Rows:
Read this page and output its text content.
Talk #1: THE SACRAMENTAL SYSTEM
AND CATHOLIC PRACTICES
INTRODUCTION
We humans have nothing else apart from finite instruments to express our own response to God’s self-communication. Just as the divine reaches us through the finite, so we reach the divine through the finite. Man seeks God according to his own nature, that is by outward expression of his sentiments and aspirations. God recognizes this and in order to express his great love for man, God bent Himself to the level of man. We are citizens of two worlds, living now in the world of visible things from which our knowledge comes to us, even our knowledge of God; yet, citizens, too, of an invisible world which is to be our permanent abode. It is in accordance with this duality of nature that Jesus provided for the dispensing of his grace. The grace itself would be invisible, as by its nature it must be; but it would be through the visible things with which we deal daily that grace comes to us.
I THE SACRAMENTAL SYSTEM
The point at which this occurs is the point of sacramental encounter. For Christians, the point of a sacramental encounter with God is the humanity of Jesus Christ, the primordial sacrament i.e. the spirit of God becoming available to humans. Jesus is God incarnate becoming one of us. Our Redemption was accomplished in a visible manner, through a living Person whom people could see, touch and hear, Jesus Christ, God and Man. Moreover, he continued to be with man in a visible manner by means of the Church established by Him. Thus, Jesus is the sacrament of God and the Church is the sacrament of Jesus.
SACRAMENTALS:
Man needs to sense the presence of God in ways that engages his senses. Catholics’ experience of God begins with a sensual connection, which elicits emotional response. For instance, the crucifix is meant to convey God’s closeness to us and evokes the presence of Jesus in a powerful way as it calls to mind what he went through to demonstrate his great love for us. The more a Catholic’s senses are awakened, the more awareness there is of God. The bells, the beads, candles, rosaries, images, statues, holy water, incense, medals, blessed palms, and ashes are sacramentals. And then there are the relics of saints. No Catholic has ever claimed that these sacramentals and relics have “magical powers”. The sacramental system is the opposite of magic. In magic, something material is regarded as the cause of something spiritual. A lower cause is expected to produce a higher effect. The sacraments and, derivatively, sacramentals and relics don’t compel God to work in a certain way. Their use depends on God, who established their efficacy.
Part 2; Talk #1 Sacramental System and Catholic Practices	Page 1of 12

Your goal: Show every line from the entries above in which the word "Talk" appears.

Result below:
Talk #1: THE SACRAMENTAL SYSTEM
Part 2; Talk #1 Sacramental System and Catholic Practices	Page 1of 12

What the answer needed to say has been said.